** Exercise goal **
Set all the material down again unchanged, without the pictures.

** Input material **
• • • • •

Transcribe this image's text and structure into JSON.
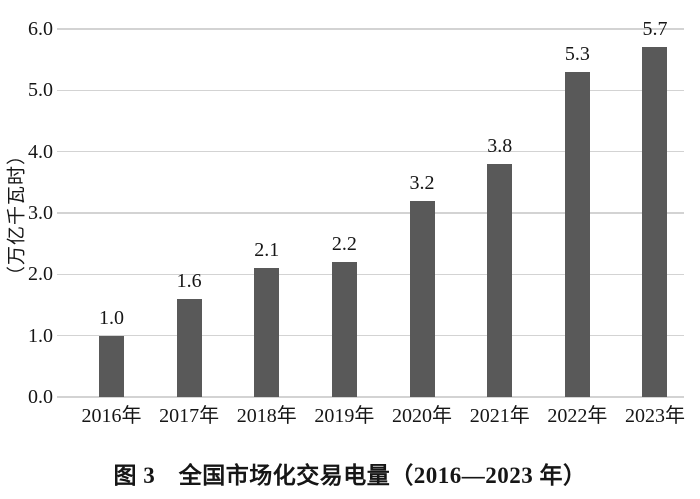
{
  "chart_data": {
    "type": "bar",
    "title": "图 3　全国市场化交易电量（2016—2023 年）",
    "ylabel": "（万亿千瓦时）",
    "xlabel": "",
    "categories": [
      "2016年",
      "2017年",
      "2018年",
      "2019年",
      "2020年",
      "2021年",
      "2022年",
      "2023年"
    ],
    "values": [
      1.0,
      1.6,
      2.1,
      2.2,
      3.2,
      3.8,
      5.3,
      5.7
    ],
    "value_labels": [
      "1.0",
      "1.6",
      "2.1",
      "2.2",
      "3.2",
      "3.8",
      "5.3",
      "5.7"
    ],
    "ylim": [
      0.0,
      6.0
    ],
    "yticks": [
      "0.0",
      "1.0",
      "2.0",
      "3.0",
      "4.0",
      "5.0",
      "6.0"
    ],
    "grid": true,
    "legend_position": "none",
    "bar_color": "#595959",
    "grid_color": "#d3d3d3",
    "text_color": "#161616",
    "background_color": "#ffffff"
  }
}
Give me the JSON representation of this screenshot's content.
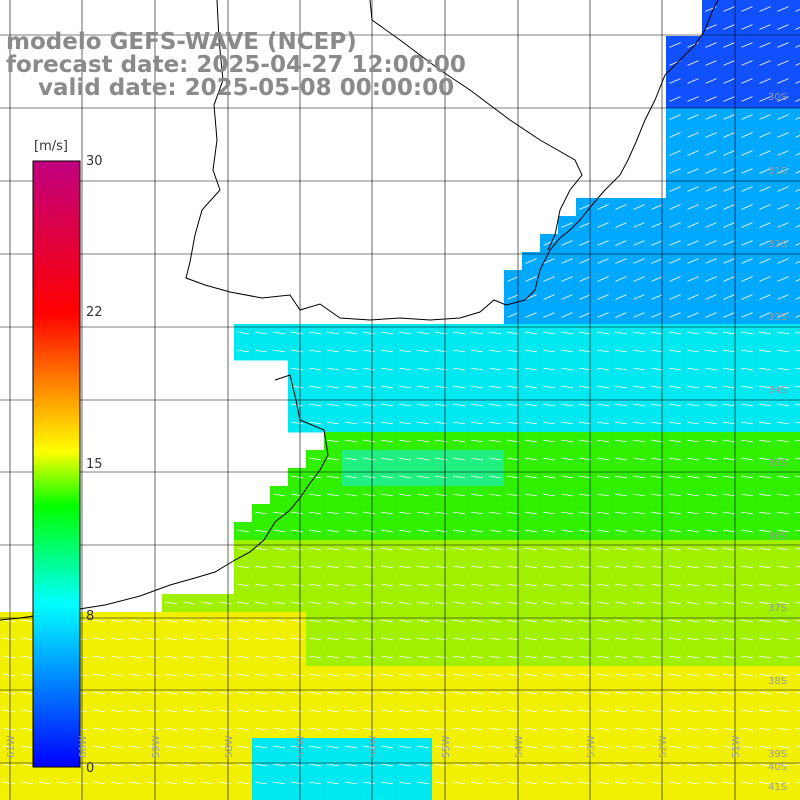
{
  "header": {
    "model": "modelo GEFS-WAVE (NCEP)",
    "forecast": "forecast date: 2025-04-27 12:00:00",
    "valid": "    valid date: 2025-05-08 00:00:00"
  },
  "colorbar": {
    "unit": "[m/s]",
    "ticks": [
      "30",
      "22",
      "15",
      "8",
      "0"
    ],
    "colors": [
      "#0000ff",
      "#00ffff",
      "#00ff00",
      "#ffff00",
      "#ff0000",
      "#c00080"
    ]
  },
  "lat_labels": [
    "30S",
    "31S",
    "32S",
    "33S",
    "34S",
    "35S",
    "36S",
    "37S",
    "38S",
    "39S",
    "40S",
    "41S"
  ],
  "lon_labels": [
    "61W",
    "60W",
    "59W",
    "58W",
    "57W",
    "56W",
    "55W",
    "54W",
    "53W",
    "52W",
    "51W"
  ],
  "style": {
    "grid": "#000000",
    "coast": "#000000",
    "land": "#ffffff",
    "arrow": "#ffffff"
  }
}
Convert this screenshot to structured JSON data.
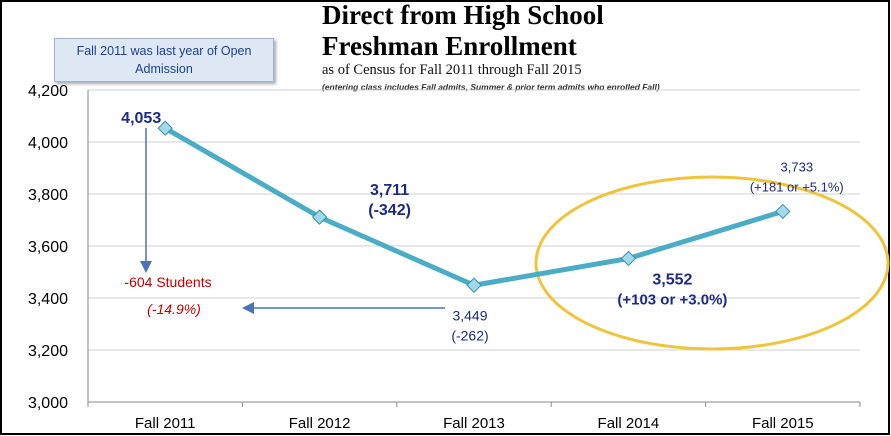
{
  "title_line1": "Direct from High School",
  "title_line2": "Freshman Enrollment",
  "subtitle": "as of Census for Fall 2011 through Fall 2015",
  "note": "(entering class includes Fall admits, Summer & prior term admits who enrolled Fall)",
  "callout_text": "Fall 2011 was last year of Open Admission",
  "colors": {
    "line": "#4bacc6",
    "marker": "#9fd9ea",
    "label": "#1c2a86",
    "decline": "#c00000",
    "ellipse": "#f0c43a",
    "arrow": "#4a74b6",
    "frame": "#000000"
  },
  "chart_data": {
    "type": "line",
    "categories": [
      "Fall 2011",
      "Fall 2012",
      "Fall 2013",
      "Fall 2014",
      "Fall 2015"
    ],
    "values": [
      4053,
      3711,
      3449,
      3552,
      3733
    ],
    "ylim": [
      3000,
      4200
    ],
    "yticks": [
      3000,
      3200,
      3400,
      3600,
      3800,
      4000,
      4200
    ],
    "ytick_labels": [
      "3,000",
      "3,200",
      "3,400",
      "3,600",
      "3,800",
      "4,000",
      "4,200"
    ],
    "grid": true,
    "point_labels": [
      [
        "4,053"
      ],
      [
        "3,711",
        "(-342)"
      ],
      [
        "3,449",
        "(-262)"
      ],
      [
        "3,552",
        "(+103 or +3.0%)"
      ],
      [
        "3,733",
        "(+181 or +5.1%)"
      ]
    ],
    "decline_label": "-604 Students",
    "decline_pct": "(-14.9%)"
  }
}
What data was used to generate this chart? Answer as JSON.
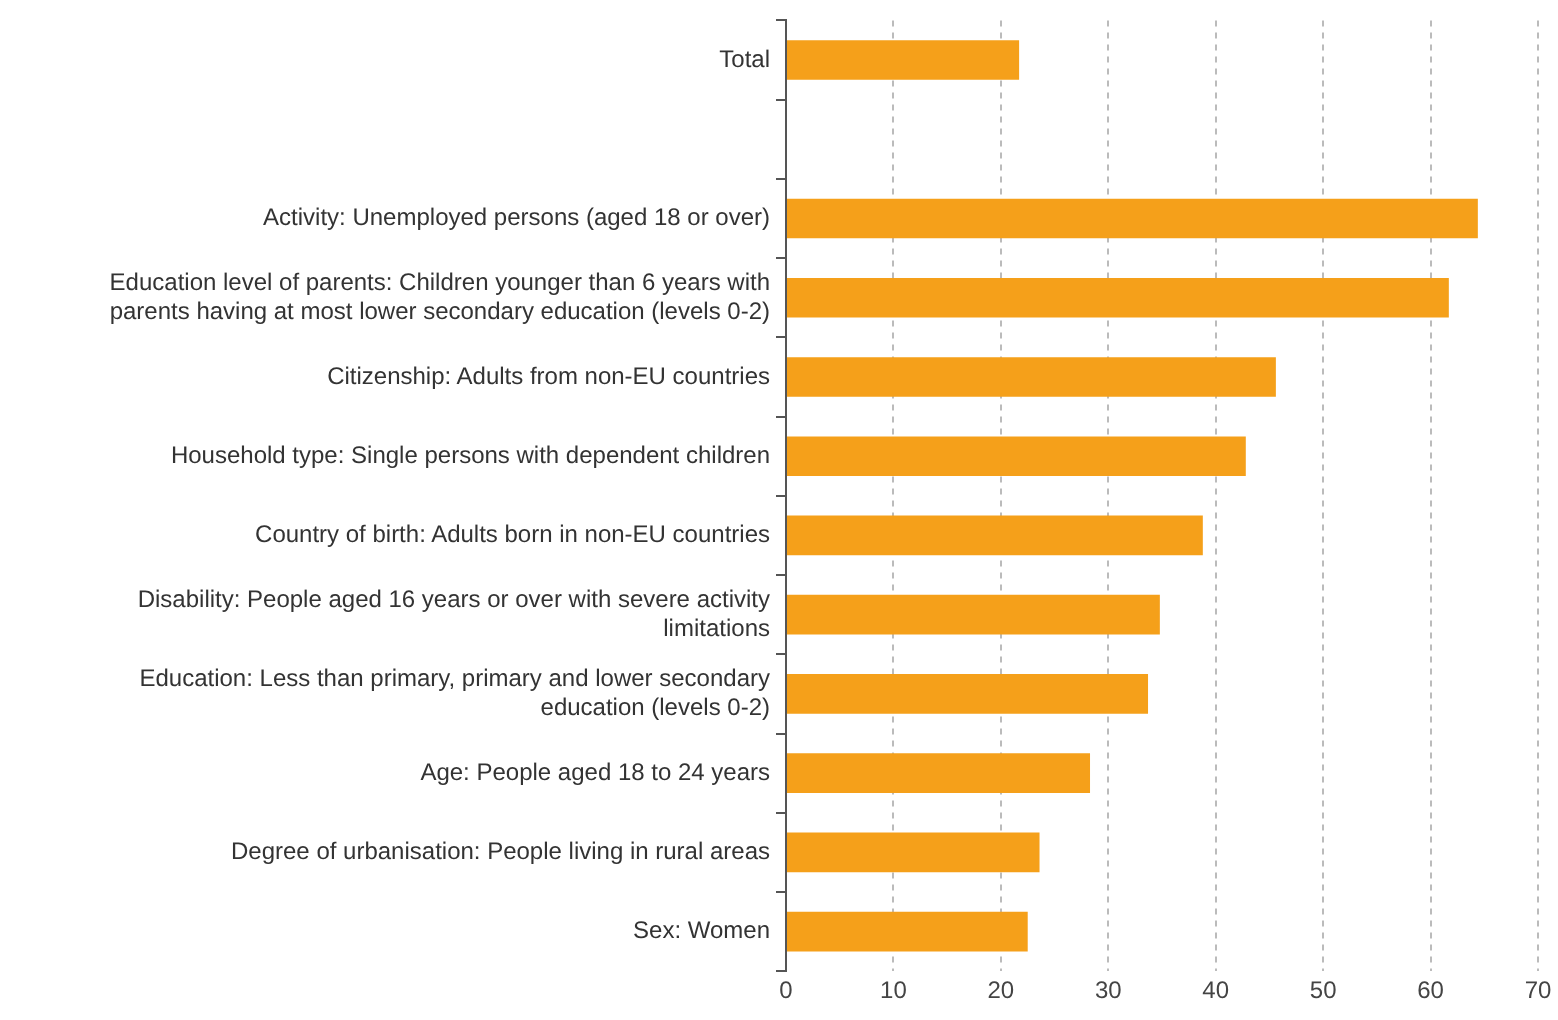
{
  "chart_data": {
    "type": "bar",
    "orientation": "horizontal",
    "color": "#f5a01a",
    "categories": [
      "Total",
      null,
      "Activity: Unemployed persons (aged 18 or over)",
      "Education level of parents: Children younger than 6 years with parents having at most lower secondary education (levels 0-2)",
      "Citizenship: Adults from non-EU countries",
      "Household type: Single persons with dependent children",
      "Country of birth: Adults born in non-EU countries",
      "Disability: People aged 16 years or over with severe activity limitations",
      "Education: Less than primary, primary and lower secondary education (levels 0-2)",
      "Age: People aged 18 to 24 years",
      "Degree of urbanisation: People living in rural areas",
      "Sex: Women"
    ],
    "values": [
      21.7,
      null,
      64.4,
      61.7,
      45.6,
      42.8,
      38.8,
      34.8,
      33.7,
      28.3,
      23.6,
      22.5
    ],
    "xlim": [
      0,
      70
    ],
    "xticks": [
      0,
      10,
      20,
      30,
      40,
      50,
      60,
      70
    ],
    "grid": "x",
    "legend": false
  }
}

• • • • •

** Response to the exercise **
Transcribe this image's text and structure into JSON.
{
  "chart_data": {
    "type": "bar",
    "title": "图 3　全国市场化交易电量（2016—2023 年）",
    "ylabel": "（万亿千瓦时）",
    "xlabel": "",
    "categories": [
      "2016年",
      "2017年",
      "2018年",
      "2019年",
      "2020年",
      "2021年",
      "2022年",
      "2023年"
    ],
    "values": [
      1.0,
      1.6,
      2.1,
      2.2,
      3.2,
      3.8,
      5.3,
      5.7
    ],
    "value_labels": [
      "1.0",
      "1.6",
      "2.1",
      "2.2",
      "3.2",
      "3.8",
      "5.3",
      "5.7"
    ],
    "ylim": [
      0.0,
      6.0
    ],
    "yticks": [
      "0.0",
      "1.0",
      "2.0",
      "3.0",
      "4.0",
      "5.0",
      "6.0"
    ],
    "grid": true,
    "legend_position": "none",
    "bar_color": "#595959",
    "grid_color": "#d3d3d3",
    "text_color": "#161616",
    "background_color": "#ffffff"
  }
}
Give me the JSON representation of this screenshot's content.
{
  "header": {
    "model": "modelo GEFS-WAVE (NCEP)",
    "forecast": "forecast date: 2025-04-27 12:00:00",
    "valid": "    valid date: 2025-05-08 00:00:00"
  },
  "colorbar": {
    "unit": "[m/s]",
    "ticks": [
      "30",
      "22",
      "15",
      "8",
      "0"
    ],
    "colors": [
      "#0000ff",
      "#00ffff",
      "#00ff00",
      "#ffff00",
      "#ff0000",
      "#c00080"
    ]
  },
  "lat_labels": [
    "30S",
    "31S",
    "32S",
    "33S",
    "34S",
    "35S",
    "36S",
    "37S",
    "38S",
    "39S",
    "40S",
    "41S"
  ],
  "lon_labels": [
    "61W",
    "60W",
    "59W",
    "58W",
    "57W",
    "56W",
    "55W",
    "54W",
    "53W",
    "52W",
    "51W"
  ],
  "style": {
    "grid": "#000000",
    "coast": "#000000",
    "land": "#ffffff",
    "arrow": "#ffffff"
  }
}
Convert this screenshot to structured JSON data.
{
  "title_line1": "Direct from High School",
  "title_line2": "Freshman Enrollment",
  "subtitle": "as of Census for Fall 2011 through Fall 2015",
  "note": "(entering class includes Fall admits, Summer & prior term admits who enrolled Fall)",
  "callout_text": "Fall 2011 was last year of Open Admission",
  "colors": {
    "line": "#4bacc6",
    "marker": "#9fd9ea",
    "label": "#1c2a86",
    "decline": "#c00000",
    "ellipse": "#f0c43a",
    "arrow": "#4a74b6",
    "frame": "#000000"
  },
  "chart_data": {
    "type": "line",
    "categories": [
      "Fall 2011",
      "Fall 2012",
      "Fall 2013",
      "Fall 2014",
      "Fall 2015"
    ],
    "values": [
      4053,
      3711,
      3449,
      3552,
      3733
    ],
    "ylim": [
      3000,
      4200
    ],
    "yticks": [
      3000,
      3200,
      3400,
      3600,
      3800,
      4000,
      4200
    ],
    "ytick_labels": [
      "3,000",
      "3,200",
      "3,400",
      "3,600",
      "3,800",
      "4,000",
      "4,200"
    ],
    "grid": true,
    "point_labels": [
      [
        "4,053"
      ],
      [
        "3,711",
        "(-342)"
      ],
      [
        "3,449",
        "(-262)"
      ],
      [
        "3,552",
        "(+103 or +3.0%)"
      ],
      [
        "3,733",
        "(+181 or +5.1%)"
      ]
    ],
    "decline_label": "-604 Students",
    "decline_pct": "(-14.9%)"
  }
}
What data was used to generate this chart? Answer as JSON.
{
  "chart_data": {
    "type": "bar",
    "orientation": "horizontal",
    "color": "#f5a01a",
    "categories": [
      "Total",
      null,
      "Activity: Unemployed persons (aged 18 or over)",
      "Education level of parents: Children younger than 6 years with parents having at most lower secondary education (levels 0-2)",
      "Citizenship: Adults from non-EU countries",
      "Household type: Single persons with dependent children",
      "Country of birth: Adults born in non-EU countries",
      "Disability: People aged 16 years or over with severe activity limitations",
      "Education: Less than primary, primary and lower secondary education (levels 0-2)",
      "Age: People aged 18 to 24 years",
      "Degree of urbanisation: People living in rural areas",
      "Sex: Women"
    ],
    "values": [
      21.7,
      null,
      64.4,
      61.7,
      45.6,
      42.8,
      38.8,
      34.8,
      33.7,
      28.3,
      23.6,
      22.5
    ],
    "xlim": [
      0,
      70
    ],
    "xticks": [
      0,
      10,
      20,
      30,
      40,
      50,
      60,
      70
    ],
    "grid": "x",
    "legend": false
  }
}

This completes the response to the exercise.